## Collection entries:
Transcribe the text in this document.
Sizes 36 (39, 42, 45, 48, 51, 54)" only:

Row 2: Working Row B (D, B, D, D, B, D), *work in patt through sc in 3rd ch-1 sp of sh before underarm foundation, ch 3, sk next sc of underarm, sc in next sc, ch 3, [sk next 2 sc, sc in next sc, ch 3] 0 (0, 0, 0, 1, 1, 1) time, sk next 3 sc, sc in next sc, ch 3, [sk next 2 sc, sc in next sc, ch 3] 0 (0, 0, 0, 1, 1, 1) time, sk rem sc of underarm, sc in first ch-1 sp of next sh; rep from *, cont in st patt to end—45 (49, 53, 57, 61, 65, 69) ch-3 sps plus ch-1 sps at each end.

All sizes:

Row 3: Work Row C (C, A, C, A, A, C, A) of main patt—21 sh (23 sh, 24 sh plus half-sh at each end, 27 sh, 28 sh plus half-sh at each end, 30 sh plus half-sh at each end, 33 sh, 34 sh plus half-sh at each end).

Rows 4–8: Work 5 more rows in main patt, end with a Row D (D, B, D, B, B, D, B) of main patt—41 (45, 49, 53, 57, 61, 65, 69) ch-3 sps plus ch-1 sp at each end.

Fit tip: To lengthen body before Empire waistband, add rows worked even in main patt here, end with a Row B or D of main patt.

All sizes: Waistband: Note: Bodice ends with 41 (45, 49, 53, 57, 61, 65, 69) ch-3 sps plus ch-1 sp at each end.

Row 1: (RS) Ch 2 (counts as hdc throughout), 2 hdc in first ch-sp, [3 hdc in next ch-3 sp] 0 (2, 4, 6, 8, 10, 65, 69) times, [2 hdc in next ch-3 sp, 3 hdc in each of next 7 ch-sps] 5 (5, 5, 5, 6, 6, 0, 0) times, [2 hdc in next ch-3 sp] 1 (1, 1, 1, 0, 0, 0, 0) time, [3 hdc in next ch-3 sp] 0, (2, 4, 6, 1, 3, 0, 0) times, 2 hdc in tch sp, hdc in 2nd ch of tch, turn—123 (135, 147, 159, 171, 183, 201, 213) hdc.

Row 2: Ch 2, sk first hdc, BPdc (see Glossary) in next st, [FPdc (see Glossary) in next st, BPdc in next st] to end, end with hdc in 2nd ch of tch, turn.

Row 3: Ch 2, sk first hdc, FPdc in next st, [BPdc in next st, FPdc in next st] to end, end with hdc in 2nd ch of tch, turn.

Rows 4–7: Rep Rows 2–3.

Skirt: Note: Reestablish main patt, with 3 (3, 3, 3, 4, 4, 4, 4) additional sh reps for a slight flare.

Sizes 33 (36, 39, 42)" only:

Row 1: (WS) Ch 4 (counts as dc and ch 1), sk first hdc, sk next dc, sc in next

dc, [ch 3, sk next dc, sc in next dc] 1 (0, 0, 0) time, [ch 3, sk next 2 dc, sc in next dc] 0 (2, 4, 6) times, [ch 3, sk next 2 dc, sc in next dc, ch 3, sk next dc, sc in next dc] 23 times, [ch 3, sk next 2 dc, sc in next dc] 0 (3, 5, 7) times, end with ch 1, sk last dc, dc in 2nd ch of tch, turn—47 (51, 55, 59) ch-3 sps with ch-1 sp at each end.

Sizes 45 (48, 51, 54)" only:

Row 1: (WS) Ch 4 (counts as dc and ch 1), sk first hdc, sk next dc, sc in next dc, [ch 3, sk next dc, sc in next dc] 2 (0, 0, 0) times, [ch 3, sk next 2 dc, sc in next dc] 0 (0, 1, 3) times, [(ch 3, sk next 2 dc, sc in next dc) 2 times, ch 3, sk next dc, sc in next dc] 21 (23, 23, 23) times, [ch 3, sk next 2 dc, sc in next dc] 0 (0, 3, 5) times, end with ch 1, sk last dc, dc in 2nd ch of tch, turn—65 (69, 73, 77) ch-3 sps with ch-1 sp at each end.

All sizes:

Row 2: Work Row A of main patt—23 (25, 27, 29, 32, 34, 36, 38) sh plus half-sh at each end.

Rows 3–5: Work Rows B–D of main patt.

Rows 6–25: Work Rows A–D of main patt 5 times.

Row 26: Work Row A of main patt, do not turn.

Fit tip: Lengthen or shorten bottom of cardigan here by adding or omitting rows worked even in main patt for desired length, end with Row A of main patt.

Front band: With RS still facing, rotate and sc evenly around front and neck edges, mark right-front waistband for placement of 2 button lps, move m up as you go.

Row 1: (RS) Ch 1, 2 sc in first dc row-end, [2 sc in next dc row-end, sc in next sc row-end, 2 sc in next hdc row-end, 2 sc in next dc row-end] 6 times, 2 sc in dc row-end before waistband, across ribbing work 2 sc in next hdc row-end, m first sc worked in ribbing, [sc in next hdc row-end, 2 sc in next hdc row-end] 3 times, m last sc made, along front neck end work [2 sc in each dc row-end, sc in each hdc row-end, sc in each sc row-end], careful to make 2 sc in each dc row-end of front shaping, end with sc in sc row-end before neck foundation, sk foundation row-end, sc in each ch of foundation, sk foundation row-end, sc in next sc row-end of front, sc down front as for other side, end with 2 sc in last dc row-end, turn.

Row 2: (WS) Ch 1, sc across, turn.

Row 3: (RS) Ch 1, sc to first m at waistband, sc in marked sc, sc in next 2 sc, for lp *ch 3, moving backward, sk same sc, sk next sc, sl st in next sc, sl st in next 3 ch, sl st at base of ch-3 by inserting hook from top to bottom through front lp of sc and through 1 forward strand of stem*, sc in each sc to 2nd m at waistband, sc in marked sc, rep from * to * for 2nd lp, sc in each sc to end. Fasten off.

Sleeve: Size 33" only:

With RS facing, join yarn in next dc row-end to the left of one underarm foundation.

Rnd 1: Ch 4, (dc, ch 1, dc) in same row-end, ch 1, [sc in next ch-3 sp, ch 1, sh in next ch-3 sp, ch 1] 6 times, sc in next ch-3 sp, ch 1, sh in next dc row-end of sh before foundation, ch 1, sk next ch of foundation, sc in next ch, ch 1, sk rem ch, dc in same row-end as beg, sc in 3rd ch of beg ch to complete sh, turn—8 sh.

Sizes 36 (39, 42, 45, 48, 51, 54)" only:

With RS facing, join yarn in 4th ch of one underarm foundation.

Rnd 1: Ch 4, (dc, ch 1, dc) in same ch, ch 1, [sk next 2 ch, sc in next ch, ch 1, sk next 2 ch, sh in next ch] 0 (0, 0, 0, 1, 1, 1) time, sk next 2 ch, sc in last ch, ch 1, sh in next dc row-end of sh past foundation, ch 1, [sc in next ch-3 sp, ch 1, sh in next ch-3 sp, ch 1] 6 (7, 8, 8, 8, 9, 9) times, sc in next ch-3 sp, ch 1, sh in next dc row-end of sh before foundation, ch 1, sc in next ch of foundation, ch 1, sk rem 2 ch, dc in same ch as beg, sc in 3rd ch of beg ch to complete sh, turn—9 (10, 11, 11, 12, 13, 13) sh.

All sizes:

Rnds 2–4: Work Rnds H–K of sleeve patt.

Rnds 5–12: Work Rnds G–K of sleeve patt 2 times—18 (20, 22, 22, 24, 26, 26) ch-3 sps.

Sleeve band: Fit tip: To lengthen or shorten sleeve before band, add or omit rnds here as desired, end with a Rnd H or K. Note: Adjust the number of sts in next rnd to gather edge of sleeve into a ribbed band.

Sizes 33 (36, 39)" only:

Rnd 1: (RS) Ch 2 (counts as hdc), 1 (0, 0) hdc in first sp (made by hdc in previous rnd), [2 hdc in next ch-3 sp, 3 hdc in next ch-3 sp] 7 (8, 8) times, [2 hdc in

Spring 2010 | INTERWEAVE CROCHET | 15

==

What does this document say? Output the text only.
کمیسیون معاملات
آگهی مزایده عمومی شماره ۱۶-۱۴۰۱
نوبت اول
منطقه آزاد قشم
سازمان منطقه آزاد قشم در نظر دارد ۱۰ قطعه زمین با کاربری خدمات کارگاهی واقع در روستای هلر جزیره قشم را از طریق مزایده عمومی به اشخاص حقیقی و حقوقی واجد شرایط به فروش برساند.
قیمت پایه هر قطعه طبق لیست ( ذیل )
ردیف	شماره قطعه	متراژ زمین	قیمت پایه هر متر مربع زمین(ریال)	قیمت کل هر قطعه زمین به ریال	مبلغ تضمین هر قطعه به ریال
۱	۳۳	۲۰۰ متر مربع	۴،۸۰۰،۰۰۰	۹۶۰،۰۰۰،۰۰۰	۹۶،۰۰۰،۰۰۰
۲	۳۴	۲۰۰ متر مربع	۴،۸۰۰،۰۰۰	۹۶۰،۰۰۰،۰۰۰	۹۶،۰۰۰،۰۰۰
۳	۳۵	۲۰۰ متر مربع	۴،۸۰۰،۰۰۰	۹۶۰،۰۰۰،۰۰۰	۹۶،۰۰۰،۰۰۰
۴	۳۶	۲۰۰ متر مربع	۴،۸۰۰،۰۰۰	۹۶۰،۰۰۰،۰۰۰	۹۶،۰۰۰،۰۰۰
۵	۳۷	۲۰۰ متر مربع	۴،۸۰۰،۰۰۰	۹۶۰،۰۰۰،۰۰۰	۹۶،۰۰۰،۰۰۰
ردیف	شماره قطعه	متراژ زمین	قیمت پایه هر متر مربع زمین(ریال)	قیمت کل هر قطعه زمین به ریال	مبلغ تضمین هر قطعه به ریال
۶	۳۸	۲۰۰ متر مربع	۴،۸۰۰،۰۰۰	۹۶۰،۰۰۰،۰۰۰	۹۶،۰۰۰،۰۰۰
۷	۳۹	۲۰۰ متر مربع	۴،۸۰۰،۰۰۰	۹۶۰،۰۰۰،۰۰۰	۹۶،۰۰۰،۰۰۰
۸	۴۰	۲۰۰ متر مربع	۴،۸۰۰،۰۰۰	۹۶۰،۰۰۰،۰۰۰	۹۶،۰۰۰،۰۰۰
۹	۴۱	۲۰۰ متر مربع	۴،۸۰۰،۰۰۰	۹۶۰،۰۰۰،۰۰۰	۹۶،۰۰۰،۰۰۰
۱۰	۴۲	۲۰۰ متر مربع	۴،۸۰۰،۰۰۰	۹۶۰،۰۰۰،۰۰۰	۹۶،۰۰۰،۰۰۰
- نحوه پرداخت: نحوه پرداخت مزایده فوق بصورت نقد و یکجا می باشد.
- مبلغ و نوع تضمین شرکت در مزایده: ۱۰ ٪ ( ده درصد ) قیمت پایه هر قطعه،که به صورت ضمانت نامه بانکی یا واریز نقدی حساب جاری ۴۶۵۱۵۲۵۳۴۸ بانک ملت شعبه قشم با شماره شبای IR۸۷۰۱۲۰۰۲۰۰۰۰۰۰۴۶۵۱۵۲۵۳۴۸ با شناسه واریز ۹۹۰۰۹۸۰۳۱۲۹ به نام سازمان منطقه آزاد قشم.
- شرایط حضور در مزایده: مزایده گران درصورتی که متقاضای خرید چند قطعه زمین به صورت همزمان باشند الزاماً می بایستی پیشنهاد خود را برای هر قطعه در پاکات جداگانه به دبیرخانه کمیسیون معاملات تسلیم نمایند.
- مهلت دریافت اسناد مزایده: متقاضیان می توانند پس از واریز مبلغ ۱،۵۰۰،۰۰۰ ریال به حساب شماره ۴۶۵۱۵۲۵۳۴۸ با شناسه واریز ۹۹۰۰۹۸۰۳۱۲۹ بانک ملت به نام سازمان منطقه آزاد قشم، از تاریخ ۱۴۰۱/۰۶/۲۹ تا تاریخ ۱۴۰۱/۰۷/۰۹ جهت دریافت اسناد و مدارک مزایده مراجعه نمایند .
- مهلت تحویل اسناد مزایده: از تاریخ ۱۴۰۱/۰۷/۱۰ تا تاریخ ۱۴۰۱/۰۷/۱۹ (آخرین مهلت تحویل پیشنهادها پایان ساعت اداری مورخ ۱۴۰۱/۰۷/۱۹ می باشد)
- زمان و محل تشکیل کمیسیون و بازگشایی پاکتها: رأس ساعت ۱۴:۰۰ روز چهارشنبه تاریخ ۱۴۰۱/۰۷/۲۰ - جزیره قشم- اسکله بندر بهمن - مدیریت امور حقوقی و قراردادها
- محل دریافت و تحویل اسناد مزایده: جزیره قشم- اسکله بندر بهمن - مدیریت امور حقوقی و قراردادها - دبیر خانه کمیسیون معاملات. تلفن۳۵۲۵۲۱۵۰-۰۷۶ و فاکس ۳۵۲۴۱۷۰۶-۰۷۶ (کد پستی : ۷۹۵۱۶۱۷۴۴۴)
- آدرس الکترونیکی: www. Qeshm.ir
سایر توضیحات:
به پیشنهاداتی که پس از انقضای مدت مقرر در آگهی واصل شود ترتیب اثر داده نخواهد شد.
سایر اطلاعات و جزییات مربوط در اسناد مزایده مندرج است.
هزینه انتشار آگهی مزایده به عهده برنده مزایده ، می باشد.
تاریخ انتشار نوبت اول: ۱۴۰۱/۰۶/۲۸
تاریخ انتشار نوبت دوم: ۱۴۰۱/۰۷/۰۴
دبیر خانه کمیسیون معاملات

## Short task:
Select and copy each line from the data that includes the word "اسکله".

## Answer for this exercise:
- زمان و محل تشکیل کمیسیون و بازگشایی پاکتها: رأس ساعت ۱۴:۰۰ روز چهارشنبه تاریخ ۱۴۰۱/۰۷/۲۰ - جزیره قشم- اسکله بندر بهمن - مدیریت امور حقوقی و قراردادها
- محل دریافت و تحویل اسناد مزایده: جزیره قشم- اسکله بندر بهمن - مدیریت امور حقوقی و قراردادها - دبیر خانه کمیسیون معاملات. تلفن۳۵۲۵۲۱۵۰-۰۷۶ و فاکس ۳۵۲۴۱۷۰۶-۰۷۶ (کد پستی : ۷۹۵۱۶۱۷۴۴۴)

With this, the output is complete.